Your goal
Extract the data starting at the first line and ending at the line containing "card-line-series-2: инж.-экон. акад.).", copying every line word for word with both ends included.

Excerpts from a layout annotation set:
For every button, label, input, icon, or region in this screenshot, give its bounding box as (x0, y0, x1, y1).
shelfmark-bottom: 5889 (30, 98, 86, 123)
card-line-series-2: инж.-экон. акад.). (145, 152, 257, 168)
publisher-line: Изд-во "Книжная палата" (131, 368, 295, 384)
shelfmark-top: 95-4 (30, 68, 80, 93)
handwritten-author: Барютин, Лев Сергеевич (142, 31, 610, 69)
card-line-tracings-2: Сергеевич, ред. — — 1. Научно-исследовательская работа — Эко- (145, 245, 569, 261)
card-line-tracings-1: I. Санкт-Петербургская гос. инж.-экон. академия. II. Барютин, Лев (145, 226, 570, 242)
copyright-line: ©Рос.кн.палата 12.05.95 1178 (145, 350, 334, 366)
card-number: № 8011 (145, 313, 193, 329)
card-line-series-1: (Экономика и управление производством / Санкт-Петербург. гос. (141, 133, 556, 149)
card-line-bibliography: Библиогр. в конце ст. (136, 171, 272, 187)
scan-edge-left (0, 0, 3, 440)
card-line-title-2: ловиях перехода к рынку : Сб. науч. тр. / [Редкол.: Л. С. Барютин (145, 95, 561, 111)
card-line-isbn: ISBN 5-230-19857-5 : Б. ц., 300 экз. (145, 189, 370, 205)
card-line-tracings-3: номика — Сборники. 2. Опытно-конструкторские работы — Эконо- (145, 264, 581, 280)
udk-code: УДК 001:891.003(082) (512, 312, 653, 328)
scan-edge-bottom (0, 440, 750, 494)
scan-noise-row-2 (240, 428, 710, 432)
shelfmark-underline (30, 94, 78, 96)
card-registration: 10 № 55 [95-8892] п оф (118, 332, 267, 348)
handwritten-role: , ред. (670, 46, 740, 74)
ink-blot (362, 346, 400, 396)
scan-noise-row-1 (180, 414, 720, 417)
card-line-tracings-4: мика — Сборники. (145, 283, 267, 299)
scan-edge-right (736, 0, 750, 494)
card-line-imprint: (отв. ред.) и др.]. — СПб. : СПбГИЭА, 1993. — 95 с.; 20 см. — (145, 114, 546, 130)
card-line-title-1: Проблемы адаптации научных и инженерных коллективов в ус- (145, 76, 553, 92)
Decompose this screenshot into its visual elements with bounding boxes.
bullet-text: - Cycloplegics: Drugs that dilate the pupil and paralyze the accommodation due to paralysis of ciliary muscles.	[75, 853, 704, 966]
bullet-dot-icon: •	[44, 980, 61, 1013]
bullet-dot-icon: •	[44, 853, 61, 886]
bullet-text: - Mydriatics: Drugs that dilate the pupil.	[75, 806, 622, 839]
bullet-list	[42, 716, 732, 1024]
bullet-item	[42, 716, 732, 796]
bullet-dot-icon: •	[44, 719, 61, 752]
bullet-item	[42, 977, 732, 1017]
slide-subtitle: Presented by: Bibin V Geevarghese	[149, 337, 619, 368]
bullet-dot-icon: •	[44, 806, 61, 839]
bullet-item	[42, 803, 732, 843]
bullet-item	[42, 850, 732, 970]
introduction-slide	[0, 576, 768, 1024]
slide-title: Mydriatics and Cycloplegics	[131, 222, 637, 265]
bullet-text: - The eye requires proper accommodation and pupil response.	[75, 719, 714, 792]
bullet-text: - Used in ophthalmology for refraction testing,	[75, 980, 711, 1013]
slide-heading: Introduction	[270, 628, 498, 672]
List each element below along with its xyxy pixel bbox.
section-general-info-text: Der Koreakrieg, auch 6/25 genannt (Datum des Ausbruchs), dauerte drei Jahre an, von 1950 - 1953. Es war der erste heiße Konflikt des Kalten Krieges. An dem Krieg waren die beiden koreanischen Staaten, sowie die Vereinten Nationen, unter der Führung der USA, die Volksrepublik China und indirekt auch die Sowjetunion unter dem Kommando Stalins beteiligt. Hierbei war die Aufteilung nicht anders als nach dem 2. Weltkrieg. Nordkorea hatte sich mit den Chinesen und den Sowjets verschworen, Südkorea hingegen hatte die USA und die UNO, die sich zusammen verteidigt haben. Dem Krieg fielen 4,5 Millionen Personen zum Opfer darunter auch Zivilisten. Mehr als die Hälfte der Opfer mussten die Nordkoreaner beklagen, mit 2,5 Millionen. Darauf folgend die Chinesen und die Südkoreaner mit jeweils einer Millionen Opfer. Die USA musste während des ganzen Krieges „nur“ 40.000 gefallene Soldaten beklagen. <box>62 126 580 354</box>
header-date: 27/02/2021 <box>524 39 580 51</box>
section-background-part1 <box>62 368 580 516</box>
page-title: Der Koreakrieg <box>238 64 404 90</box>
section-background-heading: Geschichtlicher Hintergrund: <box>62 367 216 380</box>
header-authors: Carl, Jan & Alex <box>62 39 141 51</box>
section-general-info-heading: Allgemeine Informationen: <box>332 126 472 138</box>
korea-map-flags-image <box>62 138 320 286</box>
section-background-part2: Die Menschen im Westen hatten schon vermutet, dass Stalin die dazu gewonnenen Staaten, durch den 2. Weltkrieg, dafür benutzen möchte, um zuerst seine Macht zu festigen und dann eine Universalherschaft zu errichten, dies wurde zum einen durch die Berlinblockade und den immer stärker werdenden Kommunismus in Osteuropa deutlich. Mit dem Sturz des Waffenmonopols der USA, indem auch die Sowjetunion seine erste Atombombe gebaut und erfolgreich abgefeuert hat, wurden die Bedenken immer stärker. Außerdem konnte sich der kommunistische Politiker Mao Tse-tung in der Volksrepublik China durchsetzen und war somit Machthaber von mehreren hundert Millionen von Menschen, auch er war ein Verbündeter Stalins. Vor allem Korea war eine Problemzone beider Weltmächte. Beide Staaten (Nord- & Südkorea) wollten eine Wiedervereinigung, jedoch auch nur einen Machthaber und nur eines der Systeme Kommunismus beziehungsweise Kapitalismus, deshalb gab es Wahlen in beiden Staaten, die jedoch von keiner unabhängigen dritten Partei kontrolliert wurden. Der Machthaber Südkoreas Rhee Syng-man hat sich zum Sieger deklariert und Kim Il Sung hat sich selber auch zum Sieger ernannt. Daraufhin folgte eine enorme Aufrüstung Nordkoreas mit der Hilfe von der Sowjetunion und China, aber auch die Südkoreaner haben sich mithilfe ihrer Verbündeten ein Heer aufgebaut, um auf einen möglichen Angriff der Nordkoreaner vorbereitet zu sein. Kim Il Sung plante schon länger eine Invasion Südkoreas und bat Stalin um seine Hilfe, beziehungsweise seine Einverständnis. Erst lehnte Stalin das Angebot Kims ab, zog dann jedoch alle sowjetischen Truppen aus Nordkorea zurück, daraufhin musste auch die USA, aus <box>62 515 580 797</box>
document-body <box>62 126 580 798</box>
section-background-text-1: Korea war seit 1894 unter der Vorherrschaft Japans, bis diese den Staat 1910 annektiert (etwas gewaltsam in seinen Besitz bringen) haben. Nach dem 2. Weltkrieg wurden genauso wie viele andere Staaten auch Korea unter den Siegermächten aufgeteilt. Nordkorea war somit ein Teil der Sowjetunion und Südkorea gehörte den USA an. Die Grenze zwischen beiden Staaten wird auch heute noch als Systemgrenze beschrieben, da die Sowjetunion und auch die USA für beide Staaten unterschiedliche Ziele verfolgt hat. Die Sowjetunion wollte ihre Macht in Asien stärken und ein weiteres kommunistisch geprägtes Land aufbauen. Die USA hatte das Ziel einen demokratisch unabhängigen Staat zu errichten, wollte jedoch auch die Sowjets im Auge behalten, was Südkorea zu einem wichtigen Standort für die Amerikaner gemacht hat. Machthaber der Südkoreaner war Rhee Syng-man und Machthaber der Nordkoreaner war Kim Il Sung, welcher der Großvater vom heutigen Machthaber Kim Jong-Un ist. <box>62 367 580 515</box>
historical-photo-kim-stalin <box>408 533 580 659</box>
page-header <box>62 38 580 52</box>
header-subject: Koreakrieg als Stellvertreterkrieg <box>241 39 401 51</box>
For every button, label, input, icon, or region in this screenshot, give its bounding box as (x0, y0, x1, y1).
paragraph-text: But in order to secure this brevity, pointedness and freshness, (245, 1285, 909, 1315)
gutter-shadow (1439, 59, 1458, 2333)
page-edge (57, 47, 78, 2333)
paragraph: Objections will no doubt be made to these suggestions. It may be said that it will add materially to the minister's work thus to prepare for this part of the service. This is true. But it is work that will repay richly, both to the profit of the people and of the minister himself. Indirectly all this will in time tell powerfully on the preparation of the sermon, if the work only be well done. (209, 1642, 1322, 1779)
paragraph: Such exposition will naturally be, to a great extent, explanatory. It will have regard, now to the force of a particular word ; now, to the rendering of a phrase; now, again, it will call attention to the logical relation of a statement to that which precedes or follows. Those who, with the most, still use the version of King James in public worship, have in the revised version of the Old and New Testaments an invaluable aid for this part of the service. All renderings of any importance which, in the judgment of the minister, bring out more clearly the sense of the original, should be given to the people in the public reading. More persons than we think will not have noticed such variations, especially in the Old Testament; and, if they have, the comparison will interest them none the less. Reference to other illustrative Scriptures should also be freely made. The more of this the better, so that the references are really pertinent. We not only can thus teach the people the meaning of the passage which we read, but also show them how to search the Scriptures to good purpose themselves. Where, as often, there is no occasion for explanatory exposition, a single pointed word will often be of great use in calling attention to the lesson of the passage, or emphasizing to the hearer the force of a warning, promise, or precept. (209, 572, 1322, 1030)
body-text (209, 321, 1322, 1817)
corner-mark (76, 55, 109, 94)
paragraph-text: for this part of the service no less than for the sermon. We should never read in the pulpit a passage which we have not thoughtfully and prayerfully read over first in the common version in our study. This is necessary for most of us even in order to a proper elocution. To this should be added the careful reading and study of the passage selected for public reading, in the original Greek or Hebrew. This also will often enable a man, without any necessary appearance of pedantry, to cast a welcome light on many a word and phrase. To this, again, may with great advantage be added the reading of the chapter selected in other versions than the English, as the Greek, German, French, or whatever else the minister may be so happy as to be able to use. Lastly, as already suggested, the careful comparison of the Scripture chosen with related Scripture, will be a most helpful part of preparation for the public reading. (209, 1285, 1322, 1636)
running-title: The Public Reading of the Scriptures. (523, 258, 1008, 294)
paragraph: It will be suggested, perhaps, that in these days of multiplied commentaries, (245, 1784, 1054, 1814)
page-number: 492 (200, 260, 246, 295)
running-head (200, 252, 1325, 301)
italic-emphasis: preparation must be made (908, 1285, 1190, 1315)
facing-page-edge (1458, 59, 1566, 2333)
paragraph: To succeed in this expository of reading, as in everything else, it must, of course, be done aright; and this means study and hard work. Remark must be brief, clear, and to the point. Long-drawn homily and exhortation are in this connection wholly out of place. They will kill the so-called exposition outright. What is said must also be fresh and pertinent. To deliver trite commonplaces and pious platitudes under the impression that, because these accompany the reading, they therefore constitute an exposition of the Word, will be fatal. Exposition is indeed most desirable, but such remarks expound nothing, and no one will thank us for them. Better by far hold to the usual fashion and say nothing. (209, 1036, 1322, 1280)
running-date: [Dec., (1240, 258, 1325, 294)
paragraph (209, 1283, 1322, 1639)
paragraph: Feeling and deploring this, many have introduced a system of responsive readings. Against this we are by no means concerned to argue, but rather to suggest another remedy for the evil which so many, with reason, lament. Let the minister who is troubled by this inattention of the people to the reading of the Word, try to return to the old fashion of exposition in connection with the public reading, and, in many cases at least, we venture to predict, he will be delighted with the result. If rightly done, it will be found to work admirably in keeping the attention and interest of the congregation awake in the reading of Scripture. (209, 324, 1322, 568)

Final answer
For every button, label, input, icon, or region in this screenshot, give its bounding box as (x0, y0, x1, y1).
shelfmark-bottom: 5889 (30, 98, 86, 123)
card-line-series-2: инж.-экон. акад.). (145, 152, 257, 168)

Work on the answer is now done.